__INSTRUCTION__:
Find every line in the records below that holds the word "unit" and copy it.

__DATA TO USE__:
◇ ◇ ◇ ◇ ◇ ◇ ◇

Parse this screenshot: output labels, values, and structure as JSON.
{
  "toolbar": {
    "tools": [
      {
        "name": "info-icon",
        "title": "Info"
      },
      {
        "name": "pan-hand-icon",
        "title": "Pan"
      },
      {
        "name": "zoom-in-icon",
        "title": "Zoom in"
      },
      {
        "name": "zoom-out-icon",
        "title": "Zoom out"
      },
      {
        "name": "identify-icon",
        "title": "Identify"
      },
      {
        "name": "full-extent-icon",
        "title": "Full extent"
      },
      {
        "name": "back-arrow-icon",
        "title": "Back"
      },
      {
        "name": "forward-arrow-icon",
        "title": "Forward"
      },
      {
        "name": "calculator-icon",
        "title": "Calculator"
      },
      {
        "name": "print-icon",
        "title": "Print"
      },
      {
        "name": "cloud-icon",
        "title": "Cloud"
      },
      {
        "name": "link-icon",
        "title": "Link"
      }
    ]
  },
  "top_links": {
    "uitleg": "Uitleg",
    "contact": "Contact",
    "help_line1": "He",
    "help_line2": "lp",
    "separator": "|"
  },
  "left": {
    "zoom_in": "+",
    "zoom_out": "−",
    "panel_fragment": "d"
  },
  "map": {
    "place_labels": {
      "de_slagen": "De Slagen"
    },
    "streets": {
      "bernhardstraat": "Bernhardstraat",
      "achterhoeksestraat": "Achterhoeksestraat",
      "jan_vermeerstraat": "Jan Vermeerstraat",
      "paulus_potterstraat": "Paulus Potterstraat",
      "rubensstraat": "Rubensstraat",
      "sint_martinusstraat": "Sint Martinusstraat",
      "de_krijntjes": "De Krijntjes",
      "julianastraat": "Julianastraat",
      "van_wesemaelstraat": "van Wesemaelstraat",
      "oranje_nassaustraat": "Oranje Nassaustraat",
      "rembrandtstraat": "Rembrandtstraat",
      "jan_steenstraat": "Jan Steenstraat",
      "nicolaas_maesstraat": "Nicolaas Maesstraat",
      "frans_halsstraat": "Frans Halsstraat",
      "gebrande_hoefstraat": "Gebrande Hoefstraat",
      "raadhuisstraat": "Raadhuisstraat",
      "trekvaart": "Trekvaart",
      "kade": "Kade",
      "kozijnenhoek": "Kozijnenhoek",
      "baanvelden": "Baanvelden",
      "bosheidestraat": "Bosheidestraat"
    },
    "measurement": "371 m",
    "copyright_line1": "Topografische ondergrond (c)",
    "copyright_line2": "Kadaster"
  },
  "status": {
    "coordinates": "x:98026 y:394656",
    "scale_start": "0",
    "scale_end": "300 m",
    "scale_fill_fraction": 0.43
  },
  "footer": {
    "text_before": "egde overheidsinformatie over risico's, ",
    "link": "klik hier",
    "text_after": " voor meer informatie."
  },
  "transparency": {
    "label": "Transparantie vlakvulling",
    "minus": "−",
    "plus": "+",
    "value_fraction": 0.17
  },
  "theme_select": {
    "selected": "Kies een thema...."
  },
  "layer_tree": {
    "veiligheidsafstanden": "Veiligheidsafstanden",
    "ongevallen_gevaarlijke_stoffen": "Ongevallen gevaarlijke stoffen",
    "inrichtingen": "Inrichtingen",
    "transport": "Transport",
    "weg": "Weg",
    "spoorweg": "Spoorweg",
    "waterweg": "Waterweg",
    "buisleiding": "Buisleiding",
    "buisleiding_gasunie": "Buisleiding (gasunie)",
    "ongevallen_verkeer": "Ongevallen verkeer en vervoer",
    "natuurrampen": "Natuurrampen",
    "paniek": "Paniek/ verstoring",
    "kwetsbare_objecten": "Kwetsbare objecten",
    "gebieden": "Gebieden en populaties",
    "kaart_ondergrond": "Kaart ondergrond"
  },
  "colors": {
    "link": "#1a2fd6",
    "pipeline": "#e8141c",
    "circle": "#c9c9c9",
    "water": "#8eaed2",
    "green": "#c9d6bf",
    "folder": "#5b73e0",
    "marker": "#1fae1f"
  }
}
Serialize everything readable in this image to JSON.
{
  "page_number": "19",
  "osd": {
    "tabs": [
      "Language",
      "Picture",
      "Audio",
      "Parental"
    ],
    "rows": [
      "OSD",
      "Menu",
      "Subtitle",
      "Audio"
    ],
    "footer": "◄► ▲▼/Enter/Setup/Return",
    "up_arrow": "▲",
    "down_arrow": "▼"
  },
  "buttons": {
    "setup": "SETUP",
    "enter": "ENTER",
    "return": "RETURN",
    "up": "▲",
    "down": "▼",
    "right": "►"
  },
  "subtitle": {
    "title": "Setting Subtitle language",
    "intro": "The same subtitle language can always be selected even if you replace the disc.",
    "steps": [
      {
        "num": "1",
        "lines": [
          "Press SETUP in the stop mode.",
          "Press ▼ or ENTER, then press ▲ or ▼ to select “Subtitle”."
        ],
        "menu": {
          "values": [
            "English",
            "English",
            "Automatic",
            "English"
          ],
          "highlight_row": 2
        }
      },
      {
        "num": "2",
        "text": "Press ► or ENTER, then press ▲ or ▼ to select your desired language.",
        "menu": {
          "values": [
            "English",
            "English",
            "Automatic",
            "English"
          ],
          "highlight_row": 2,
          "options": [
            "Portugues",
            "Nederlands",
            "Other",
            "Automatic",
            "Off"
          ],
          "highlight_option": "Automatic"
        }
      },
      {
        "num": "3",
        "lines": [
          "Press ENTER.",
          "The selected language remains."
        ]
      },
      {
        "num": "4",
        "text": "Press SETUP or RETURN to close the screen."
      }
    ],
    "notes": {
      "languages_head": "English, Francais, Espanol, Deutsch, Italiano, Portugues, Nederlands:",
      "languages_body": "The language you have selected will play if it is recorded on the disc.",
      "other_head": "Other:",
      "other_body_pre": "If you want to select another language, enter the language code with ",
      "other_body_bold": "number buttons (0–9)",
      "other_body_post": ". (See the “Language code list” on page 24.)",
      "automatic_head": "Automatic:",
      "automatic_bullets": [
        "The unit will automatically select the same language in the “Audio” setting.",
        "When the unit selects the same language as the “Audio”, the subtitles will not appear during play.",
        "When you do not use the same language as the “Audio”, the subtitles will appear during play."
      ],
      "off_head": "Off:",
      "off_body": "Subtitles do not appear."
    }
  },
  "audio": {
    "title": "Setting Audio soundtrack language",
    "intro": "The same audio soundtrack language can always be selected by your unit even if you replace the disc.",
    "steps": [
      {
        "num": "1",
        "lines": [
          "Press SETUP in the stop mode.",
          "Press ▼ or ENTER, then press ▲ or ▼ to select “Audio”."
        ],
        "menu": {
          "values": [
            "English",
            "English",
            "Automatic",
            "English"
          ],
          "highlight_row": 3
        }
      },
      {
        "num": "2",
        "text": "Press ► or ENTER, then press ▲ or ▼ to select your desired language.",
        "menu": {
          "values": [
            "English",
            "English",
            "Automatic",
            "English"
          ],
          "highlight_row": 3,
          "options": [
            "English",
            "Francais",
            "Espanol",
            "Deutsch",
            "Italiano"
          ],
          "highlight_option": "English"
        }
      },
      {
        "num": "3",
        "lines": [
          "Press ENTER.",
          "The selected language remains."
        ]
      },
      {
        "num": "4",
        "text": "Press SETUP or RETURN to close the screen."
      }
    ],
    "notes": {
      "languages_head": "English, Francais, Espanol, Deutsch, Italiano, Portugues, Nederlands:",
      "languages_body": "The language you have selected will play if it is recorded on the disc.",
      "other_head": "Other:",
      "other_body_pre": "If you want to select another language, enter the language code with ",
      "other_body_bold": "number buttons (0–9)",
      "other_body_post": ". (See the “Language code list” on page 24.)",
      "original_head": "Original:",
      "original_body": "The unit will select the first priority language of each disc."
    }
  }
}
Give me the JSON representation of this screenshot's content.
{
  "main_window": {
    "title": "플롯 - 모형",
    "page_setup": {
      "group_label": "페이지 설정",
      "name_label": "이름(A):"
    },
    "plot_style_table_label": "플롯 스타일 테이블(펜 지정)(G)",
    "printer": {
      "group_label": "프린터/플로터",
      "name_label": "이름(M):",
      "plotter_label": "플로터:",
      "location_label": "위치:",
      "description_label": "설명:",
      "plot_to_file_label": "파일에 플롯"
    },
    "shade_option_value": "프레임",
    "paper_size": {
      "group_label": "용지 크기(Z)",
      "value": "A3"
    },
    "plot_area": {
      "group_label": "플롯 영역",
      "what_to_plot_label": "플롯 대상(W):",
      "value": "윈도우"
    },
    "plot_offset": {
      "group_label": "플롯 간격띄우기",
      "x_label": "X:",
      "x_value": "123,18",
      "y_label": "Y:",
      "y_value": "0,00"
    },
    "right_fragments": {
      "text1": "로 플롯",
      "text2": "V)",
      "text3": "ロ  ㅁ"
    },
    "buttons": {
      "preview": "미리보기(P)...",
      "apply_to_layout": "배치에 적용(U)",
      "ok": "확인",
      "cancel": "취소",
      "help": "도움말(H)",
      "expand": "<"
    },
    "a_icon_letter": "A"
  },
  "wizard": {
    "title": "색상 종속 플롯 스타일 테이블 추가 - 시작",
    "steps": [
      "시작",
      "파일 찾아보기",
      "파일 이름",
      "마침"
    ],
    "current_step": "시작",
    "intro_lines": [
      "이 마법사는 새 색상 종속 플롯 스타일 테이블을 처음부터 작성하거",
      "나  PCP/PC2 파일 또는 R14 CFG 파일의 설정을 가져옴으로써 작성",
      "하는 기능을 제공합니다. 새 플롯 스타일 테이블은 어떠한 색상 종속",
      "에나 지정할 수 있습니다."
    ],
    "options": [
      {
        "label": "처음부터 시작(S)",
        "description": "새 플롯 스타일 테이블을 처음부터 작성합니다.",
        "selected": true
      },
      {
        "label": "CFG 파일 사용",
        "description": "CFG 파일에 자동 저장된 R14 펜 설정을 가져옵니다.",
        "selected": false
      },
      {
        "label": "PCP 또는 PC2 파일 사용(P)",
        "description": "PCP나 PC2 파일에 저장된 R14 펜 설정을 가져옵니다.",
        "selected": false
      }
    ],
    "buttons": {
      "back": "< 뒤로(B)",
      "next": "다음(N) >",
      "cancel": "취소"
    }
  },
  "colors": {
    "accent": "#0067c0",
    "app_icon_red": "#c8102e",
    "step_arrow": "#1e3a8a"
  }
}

◇ ◇ ◇ ◇ ◇ ◇ ◇

__RESULT FOR THIS EXERCISE__:
        "The unit will automatically select the same language in the “Audio” setting.",
        "When the unit selects the same language as the “Audio”, the subtitles will not appear during play.",
    "intro": "The same audio soundtrack language can always be selected by your unit even if you replace the disc.",
      "original_body": "The unit will select the first priority language of each disc."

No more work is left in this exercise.